— START Information shown —

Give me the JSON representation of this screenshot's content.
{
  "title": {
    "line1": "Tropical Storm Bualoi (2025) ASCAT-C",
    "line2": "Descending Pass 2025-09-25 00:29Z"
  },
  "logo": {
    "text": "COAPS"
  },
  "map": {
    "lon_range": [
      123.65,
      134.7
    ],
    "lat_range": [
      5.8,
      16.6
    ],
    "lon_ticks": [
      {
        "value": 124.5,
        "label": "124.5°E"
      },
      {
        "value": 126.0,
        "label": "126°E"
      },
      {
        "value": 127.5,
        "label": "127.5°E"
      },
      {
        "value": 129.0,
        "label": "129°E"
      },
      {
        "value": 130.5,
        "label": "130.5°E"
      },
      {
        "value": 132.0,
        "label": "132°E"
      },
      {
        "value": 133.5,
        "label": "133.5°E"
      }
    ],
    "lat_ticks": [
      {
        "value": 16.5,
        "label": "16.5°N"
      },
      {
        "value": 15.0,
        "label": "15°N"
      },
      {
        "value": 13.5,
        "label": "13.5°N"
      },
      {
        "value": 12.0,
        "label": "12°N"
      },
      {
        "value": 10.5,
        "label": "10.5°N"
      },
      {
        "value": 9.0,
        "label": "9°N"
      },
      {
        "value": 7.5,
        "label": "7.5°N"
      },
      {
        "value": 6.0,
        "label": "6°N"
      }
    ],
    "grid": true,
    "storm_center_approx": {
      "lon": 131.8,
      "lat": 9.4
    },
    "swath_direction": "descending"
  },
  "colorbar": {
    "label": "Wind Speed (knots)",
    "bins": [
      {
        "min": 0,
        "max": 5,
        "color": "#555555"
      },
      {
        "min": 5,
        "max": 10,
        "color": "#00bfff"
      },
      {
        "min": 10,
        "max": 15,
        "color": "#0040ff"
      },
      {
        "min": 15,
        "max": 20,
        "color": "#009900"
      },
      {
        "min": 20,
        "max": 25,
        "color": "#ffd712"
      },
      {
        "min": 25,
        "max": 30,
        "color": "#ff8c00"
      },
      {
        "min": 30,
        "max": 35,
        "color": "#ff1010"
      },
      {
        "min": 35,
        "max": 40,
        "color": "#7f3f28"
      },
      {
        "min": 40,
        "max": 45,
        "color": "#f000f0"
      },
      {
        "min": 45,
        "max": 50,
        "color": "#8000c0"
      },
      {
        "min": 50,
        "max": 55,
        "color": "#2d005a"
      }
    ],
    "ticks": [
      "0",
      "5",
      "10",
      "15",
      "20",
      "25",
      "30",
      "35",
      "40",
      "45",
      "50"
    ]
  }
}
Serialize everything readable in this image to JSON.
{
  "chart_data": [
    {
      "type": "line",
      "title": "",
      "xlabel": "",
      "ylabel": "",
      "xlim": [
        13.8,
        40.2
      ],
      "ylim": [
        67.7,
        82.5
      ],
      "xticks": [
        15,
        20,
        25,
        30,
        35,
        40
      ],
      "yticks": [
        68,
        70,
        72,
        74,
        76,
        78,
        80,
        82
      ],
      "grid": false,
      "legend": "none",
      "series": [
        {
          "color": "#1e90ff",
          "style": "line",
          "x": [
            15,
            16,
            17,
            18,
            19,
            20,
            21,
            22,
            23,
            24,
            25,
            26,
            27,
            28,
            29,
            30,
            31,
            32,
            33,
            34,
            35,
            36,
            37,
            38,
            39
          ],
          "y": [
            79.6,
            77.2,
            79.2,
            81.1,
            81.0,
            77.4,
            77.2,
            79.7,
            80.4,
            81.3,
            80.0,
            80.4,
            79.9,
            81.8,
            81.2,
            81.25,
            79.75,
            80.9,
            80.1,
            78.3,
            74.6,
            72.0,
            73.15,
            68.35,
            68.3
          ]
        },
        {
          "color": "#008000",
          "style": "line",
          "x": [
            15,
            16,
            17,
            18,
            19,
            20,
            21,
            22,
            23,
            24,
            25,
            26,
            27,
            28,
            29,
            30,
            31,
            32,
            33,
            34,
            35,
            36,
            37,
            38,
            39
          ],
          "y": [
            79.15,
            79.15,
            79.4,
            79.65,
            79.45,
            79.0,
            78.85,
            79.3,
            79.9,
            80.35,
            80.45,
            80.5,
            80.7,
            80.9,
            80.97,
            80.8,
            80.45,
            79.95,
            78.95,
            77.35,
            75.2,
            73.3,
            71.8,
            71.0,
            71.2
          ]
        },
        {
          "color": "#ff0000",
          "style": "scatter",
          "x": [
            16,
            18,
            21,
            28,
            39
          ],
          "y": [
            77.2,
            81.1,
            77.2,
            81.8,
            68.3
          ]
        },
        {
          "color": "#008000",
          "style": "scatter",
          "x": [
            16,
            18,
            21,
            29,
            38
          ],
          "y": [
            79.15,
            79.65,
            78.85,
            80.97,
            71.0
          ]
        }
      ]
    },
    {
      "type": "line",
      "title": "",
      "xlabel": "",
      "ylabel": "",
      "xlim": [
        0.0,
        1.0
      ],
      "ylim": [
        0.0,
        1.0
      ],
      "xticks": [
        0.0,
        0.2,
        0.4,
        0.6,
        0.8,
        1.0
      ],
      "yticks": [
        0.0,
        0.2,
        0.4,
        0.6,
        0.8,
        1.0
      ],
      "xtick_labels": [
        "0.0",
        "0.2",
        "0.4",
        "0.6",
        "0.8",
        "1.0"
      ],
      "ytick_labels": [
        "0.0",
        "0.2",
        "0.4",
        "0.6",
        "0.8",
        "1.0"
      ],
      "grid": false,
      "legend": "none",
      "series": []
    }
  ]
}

— END Information shown —

* **Directions**: Recopy the entries above exactly, with every line included.

* **Full response**:
Give me the JSON representation of this screenshot's content.
{
  "title": {
    "line1": "Tropical Storm Bualoi (2025) ASCAT-C",
    "line2": "Descending Pass 2025-09-25 00:29Z"
  },
  "logo": {
    "text": "COAPS"
  },
  "map": {
    "lon_range": [
      123.65,
      134.7
    ],
    "lat_range": [
      5.8,
      16.6
    ],
    "lon_ticks": [
      {
        "value": 124.5,
        "label": "124.5°E"
      },
      {
        "value": 126.0,
        "label": "126°E"
      },
      {
        "value": 127.5,
        "label": "127.5°E"
      },
      {
        "value": 129.0,
        "label": "129°E"
      },
      {
        "value": 130.5,
        "label": "130.5°E"
      },
      {
        "value": 132.0,
        "label": "132°E"
      },
      {
        "value": 133.5,
        "label": "133.5°E"
      }
    ],
    "lat_ticks": [
      {
        "value": 16.5,
        "label": "16.5°N"
      },
      {
        "value": 15.0,
        "label": "15°N"
      },
      {
        "value": 13.5,
        "label": "13.5°N"
      },
      {
        "value": 12.0,
        "label": "12°N"
      },
      {
        "value": 10.5,
        "label": "10.5°N"
      },
      {
        "value": 9.0,
        "label": "9°N"
      },
      {
        "value": 7.5,
        "label": "7.5°N"
      },
      {
        "value": 6.0,
        "label": "6°N"
      }
    ],
    "grid": true,
    "storm_center_approx": {
      "lon": 131.8,
      "lat": 9.4
    },
    "swath_direction": "descending"
  },
  "colorbar": {
    "label": "Wind Speed (knots)",
    "bins": [
      {
        "min": 0,
        "max": 5,
        "color": "#555555"
      },
      {
        "min": 5,
        "max": 10,
        "color": "#00bfff"
      },
      {
        "min": 10,
        "max": 15,
        "color": "#0040ff"
      },
      {
        "min": 15,
        "max": 20,
        "color": "#009900"
      },
      {
        "min": 20,
        "max": 25,
        "color": "#ffd712"
      },
      {
        "min": 25,
        "max": 30,
        "color": "#ff8c00"
      },
      {
        "min": 30,
        "max": 35,
        "color": "#ff1010"
      },
      {
        "min": 35,
        "max": 40,
        "color": "#7f3f28"
      },
      {
        "min": 40,
        "max": 45,
        "color": "#f000f0"
      },
      {
        "min": 45,
        "max": 50,
        "color": "#8000c0"
      },
      {
        "min": 50,
        "max": 55,
        "color": "#2d005a"
      }
    ],
    "ticks": [
      "0",
      "5",
      "10",
      "15",
      "20",
      "25",
      "30",
      "35",
      "40",
      "45",
      "50"
    ]
  }
}
Serialize everything readable in this image to JSON.
{
  "chart_data": [
    {
      "type": "line",
      "title": "",
      "xlabel": "",
      "ylabel": "",
      "xlim": [
        13.8,
        40.2
      ],
      "ylim": [
        67.7,
        82.5
      ],
      "xticks": [
        15,
        20,
        25,
        30,
        35,
        40
      ],
      "yticks": [
        68,
        70,
        72,
        74,
        76,
        78,
        80,
        82
      ],
      "grid": false,
      "legend": "none",
      "series": [
        {
          "color": "#1e90ff",
          "style": "line",
          "x": [
            15,
            16,
            17,
            18,
            19,
            20,
            21,
            22,
            23,
            24,
            25,
            26,
            27,
            28,
            29,
            30,
            31,
            32,
            33,
            34,
            35,
            36,
            37,
            38,
            39
          ],
          "y": [
            79.6,
            77.2,
            79.2,
            81.1,
            81.0,
            77.4,
            77.2,
            79.7,
            80.4,
            81.3,
            80.0,
            80.4,
            79.9,
            81.8,
            81.2,
            81.25,
            79.75,
            80.9,
            80.1,
            78.3,
            74.6,
            72.0,
            73.15,
            68.35,
            68.3
          ]
        },
        {
          "color": "#008000",
          "style": "line",
          "x": [
            15,
            16,
            17,
            18,
            19,
            20,
            21,
            22,
            23,
            24,
            25,
            26,
            27,
            28,
            29,
            30,
            31,
            32,
            33,
            34,
            35,
            36,
            37,
            38,
            39
          ],
          "y": [
            79.15,
            79.15,
            79.4,
            79.65,
            79.45,
            79.0,
            78.85,
            79.3,
            79.9,
            80.35,
            80.45,
            80.5,
            80.7,
            80.9,
            80.97,
            80.8,
            80.45,
            79.95,
            78.95,
            77.35,
            75.2,
            73.3,
            71.8,
            71.0,
            71.2
          ]
        },
        {
          "color": "#ff0000",
          "style": "scatter",
          "x": [
            16,
            18,
            21,
            28,
            39
          ],
          "y": [
            77.2,
            81.1,
            77.2,
            81.8,
            68.3
          ]
        },
        {
          "color": "#008000",
          "style": "scatter",
          "x": [
            16,
            18,
            21,
            29,
            38
          ],
          "y": [
            79.15,
            79.65,
            78.85,
            80.97,
            71.0
          ]
        }
      ]
    },
    {
      "type": "line",
      "title": "",
      "xlabel": "",
      "ylabel": "",
      "xlim": [
        0.0,
        1.0
      ],
      "ylim": [
        0.0,
        1.0
      ],
      "xticks": [
        0.0,
        0.2,
        0.4,
        0.6,
        0.8,
        1.0
      ],
      "yticks": [
        0.0,
        0.2,
        0.4,
        0.6,
        0.8,
        1.0
      ],
      "xtick_labels": [
        "0.0",
        "0.2",
        "0.4",
        "0.6",
        "0.8",
        "1.0"
      ],
      "ytick_labels": [
        "0.0",
        "0.2",
        "0.4",
        "0.6",
        "0.8",
        "1.0"
      ],
      "grid": false,
      "legend": "none",
      "series": []
    }
  ]
}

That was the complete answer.